• Stored dataset items:

'''

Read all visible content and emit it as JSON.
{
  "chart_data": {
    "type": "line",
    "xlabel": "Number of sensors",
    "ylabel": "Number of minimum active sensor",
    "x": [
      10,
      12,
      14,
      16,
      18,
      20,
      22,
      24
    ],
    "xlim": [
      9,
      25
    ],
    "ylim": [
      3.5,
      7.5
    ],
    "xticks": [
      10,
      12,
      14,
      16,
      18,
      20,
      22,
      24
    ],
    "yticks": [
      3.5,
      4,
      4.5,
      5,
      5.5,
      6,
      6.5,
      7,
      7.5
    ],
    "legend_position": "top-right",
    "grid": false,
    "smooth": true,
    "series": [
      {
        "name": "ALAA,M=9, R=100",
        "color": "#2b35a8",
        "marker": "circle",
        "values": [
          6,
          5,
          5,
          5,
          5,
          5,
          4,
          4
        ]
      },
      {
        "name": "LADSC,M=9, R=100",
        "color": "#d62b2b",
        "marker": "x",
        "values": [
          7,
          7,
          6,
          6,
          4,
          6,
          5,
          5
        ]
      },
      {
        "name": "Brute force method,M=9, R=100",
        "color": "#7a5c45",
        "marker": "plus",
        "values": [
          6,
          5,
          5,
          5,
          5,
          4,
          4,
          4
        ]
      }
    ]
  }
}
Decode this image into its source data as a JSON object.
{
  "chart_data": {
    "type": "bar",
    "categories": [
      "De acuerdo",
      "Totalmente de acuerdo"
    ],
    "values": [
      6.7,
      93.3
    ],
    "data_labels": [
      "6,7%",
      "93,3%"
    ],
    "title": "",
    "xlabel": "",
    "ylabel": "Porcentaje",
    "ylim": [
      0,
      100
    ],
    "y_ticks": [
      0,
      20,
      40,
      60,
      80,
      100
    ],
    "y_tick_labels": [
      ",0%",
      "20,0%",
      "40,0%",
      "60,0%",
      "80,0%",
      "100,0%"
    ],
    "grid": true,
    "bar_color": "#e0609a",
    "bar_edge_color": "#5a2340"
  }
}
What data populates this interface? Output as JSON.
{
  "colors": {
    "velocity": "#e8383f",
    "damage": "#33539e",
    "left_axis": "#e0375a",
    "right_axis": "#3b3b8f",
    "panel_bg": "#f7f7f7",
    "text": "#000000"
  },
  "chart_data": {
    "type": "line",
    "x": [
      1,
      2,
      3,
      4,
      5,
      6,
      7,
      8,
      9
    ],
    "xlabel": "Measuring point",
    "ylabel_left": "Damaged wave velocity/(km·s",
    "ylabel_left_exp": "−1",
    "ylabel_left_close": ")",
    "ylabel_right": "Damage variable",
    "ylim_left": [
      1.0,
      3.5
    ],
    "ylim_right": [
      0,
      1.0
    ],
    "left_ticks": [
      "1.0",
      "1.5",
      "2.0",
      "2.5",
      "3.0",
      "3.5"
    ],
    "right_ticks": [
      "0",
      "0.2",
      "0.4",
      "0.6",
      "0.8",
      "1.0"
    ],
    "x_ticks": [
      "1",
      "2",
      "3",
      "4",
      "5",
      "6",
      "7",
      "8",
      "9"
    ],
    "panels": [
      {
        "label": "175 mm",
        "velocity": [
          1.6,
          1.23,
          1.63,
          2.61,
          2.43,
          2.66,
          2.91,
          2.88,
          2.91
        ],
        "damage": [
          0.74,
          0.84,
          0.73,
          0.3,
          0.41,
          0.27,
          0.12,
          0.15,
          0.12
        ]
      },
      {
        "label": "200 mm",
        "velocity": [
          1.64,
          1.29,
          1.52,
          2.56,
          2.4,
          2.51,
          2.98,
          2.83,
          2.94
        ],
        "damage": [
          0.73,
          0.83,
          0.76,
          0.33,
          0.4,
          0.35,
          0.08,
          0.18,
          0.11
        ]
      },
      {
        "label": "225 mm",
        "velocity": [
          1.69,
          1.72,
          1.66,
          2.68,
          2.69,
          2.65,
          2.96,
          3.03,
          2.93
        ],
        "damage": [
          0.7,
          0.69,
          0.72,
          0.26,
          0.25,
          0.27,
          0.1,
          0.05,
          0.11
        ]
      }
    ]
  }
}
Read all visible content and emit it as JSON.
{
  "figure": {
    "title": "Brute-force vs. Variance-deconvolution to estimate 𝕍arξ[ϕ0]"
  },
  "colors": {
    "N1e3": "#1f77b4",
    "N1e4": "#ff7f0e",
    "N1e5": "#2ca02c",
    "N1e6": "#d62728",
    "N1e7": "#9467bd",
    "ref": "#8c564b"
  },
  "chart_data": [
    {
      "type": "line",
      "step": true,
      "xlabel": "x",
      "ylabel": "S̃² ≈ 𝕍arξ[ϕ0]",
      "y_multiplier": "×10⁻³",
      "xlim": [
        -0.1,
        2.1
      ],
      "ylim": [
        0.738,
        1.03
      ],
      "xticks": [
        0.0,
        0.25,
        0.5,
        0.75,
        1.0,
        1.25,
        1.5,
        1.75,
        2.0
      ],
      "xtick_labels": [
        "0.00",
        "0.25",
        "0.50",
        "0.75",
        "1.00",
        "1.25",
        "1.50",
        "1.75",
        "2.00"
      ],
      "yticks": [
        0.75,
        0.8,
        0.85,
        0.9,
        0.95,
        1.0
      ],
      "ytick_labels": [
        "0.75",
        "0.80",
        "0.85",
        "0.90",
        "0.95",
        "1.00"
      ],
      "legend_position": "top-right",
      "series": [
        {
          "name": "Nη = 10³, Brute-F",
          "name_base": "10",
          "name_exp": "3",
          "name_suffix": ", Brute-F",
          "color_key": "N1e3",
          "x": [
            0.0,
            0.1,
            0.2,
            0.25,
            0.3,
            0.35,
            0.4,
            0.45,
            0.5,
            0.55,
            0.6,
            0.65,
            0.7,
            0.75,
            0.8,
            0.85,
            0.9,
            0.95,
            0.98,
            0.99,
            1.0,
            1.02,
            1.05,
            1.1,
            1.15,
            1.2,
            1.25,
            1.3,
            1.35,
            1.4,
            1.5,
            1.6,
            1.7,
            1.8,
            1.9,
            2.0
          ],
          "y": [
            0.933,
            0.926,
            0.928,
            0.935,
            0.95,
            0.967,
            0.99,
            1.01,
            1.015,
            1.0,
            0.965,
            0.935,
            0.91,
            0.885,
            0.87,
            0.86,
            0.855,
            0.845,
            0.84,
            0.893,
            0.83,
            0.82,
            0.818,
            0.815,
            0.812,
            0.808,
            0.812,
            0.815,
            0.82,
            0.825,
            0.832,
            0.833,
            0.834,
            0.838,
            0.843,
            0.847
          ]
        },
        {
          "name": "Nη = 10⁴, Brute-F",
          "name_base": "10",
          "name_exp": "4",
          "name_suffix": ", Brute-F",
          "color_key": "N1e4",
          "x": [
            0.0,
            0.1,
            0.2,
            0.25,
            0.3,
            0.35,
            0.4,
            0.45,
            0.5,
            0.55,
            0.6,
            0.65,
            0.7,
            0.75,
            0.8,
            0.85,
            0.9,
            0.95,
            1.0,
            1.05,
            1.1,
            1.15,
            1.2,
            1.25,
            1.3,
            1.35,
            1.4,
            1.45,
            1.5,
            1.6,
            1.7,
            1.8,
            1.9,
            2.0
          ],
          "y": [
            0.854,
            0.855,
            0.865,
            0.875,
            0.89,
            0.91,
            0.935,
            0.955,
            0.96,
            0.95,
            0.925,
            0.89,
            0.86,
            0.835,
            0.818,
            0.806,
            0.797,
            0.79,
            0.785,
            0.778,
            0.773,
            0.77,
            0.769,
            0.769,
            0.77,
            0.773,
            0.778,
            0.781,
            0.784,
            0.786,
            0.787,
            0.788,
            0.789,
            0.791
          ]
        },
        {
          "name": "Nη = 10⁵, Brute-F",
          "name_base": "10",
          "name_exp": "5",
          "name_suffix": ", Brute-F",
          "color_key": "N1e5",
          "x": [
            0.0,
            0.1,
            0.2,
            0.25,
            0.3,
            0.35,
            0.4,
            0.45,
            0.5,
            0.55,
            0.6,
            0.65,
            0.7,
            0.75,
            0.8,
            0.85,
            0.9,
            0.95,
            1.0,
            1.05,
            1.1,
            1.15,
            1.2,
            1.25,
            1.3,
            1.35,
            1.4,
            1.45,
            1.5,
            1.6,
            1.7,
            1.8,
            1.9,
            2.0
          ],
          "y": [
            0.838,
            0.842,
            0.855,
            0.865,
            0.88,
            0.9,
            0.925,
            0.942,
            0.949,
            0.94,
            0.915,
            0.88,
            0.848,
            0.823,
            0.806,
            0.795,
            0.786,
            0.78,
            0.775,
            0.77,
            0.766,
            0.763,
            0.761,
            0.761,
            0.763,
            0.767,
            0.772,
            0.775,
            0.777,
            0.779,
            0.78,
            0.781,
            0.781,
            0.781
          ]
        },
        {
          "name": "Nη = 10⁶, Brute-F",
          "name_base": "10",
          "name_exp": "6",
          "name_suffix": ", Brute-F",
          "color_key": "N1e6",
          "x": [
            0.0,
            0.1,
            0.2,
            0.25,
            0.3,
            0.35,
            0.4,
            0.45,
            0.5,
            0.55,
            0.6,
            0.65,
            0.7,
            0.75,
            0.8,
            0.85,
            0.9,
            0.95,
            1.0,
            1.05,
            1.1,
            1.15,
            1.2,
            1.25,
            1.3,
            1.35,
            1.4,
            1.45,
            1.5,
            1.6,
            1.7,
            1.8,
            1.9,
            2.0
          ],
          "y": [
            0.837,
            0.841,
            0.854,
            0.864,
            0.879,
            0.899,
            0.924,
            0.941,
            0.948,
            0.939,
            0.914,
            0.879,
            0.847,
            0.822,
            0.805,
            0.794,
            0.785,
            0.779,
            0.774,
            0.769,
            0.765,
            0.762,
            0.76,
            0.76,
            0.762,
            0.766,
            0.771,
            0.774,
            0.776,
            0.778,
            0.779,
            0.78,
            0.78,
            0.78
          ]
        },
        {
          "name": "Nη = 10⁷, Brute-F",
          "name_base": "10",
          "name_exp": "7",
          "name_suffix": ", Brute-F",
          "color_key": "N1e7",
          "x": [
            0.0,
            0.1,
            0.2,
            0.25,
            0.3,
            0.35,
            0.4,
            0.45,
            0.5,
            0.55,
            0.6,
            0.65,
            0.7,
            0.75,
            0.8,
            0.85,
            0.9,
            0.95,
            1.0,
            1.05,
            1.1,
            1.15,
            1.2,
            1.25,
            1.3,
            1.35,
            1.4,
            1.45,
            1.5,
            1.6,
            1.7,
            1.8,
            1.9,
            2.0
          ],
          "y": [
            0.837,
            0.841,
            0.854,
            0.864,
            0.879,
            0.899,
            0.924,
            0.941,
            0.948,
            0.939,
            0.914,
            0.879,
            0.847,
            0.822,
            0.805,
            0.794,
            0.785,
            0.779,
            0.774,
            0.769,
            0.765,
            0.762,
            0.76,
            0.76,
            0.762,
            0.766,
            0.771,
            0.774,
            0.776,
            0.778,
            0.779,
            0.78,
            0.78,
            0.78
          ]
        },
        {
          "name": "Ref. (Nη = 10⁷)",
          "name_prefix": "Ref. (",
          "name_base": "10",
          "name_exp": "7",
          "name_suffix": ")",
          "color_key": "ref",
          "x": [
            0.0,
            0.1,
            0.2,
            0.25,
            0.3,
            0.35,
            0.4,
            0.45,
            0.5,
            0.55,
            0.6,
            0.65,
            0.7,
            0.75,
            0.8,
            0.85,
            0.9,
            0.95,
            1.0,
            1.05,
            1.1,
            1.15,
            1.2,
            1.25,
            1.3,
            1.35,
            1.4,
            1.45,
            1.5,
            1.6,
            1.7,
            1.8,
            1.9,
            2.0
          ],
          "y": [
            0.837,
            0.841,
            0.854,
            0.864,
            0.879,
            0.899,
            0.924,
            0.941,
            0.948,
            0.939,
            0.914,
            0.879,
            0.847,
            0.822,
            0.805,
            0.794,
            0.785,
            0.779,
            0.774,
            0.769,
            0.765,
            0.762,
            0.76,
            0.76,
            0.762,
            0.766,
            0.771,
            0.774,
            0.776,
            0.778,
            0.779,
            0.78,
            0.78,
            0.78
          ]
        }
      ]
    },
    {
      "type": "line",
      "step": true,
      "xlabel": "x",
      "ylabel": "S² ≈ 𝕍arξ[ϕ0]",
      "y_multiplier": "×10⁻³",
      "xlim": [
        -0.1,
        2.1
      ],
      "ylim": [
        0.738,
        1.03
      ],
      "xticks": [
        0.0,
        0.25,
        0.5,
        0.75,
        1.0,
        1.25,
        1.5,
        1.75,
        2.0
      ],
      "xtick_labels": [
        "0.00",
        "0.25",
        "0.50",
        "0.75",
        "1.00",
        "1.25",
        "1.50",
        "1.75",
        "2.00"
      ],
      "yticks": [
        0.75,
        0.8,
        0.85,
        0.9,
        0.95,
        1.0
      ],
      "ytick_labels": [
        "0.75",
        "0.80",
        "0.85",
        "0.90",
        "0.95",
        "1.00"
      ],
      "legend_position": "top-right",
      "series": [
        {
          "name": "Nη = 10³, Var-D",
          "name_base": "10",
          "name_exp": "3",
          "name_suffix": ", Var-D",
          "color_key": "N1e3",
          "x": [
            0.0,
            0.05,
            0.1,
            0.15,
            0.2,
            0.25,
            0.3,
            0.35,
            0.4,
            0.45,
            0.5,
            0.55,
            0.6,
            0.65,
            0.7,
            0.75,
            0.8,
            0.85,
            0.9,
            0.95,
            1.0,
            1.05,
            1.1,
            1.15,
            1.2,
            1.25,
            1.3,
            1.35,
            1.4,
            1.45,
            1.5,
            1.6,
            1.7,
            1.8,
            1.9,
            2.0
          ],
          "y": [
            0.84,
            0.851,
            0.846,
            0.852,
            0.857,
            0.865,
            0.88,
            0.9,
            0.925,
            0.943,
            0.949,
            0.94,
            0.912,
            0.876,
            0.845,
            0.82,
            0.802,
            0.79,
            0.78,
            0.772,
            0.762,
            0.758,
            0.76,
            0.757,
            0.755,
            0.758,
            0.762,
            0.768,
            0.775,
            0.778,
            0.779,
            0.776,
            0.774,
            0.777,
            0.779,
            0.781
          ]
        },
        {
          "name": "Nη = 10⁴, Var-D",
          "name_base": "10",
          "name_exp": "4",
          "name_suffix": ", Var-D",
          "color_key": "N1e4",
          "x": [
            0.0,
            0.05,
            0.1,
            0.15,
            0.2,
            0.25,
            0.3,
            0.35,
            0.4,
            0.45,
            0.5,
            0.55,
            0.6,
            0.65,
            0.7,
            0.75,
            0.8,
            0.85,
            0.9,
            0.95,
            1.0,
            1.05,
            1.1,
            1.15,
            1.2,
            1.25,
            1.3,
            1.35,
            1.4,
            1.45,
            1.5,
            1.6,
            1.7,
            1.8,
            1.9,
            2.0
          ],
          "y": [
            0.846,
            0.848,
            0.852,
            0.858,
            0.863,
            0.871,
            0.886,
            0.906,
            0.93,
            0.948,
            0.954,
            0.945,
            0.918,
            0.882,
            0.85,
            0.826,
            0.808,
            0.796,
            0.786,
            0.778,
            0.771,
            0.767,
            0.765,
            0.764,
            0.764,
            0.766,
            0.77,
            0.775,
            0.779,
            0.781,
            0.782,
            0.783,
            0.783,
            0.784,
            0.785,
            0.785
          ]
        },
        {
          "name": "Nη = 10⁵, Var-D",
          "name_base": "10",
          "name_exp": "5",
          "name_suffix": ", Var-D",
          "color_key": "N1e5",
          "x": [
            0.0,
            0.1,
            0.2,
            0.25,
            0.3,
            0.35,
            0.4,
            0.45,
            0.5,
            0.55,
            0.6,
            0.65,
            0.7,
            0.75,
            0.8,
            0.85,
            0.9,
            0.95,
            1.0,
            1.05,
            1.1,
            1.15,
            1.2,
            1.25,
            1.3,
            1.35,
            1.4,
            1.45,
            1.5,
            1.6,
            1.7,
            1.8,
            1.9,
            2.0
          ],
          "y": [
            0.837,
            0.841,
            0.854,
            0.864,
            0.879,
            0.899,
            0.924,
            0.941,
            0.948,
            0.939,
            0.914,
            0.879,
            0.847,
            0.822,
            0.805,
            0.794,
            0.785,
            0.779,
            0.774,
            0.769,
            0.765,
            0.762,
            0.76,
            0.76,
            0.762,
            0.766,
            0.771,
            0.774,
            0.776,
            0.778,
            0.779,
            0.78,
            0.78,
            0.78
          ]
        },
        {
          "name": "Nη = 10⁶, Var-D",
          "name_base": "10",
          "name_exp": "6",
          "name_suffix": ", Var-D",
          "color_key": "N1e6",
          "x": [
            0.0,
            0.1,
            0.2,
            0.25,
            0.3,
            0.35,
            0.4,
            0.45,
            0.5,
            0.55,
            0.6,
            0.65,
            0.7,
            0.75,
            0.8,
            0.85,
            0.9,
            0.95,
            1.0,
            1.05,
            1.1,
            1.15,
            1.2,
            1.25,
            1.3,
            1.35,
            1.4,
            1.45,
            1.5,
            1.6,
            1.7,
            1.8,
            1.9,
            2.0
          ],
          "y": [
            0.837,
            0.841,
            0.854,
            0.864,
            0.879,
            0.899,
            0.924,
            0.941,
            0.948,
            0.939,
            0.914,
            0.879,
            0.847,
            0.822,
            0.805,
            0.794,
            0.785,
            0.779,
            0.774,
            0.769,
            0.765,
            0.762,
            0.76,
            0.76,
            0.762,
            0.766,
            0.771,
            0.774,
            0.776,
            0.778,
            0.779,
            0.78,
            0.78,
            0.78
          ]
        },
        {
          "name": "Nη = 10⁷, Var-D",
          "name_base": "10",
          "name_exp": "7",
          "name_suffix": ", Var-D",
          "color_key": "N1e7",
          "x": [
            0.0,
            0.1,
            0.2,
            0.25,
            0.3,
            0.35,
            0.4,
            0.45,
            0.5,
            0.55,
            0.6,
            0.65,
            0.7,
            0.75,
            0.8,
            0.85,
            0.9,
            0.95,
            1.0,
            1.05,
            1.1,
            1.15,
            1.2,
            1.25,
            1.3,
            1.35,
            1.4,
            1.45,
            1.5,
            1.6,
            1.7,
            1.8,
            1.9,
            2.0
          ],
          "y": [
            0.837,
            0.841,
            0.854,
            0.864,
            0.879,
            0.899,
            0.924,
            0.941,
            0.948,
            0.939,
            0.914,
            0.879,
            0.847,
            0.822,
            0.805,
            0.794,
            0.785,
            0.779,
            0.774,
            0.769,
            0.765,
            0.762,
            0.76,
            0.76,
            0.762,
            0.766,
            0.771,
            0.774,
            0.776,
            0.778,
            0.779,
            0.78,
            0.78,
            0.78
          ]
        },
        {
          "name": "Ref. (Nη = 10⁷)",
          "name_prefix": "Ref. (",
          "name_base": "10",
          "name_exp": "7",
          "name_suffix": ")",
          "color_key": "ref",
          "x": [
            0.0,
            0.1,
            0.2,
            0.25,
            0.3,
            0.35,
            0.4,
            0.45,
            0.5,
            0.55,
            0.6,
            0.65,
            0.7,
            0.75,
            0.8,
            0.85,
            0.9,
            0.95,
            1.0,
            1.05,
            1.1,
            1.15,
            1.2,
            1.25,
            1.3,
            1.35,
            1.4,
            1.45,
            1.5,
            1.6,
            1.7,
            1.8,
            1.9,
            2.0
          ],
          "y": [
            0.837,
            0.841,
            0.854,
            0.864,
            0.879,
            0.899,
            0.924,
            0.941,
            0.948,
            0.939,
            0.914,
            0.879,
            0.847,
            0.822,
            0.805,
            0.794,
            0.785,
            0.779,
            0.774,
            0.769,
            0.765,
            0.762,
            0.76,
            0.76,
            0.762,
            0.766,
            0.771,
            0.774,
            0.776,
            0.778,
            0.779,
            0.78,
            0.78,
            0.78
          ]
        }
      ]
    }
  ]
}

'''

• Given request:
In the entries above, find each line with the word "Number" and copy it.

• Solution:
    "xlabel": "Number of sensors",
    "ylabel": "Number of minimum active sensor",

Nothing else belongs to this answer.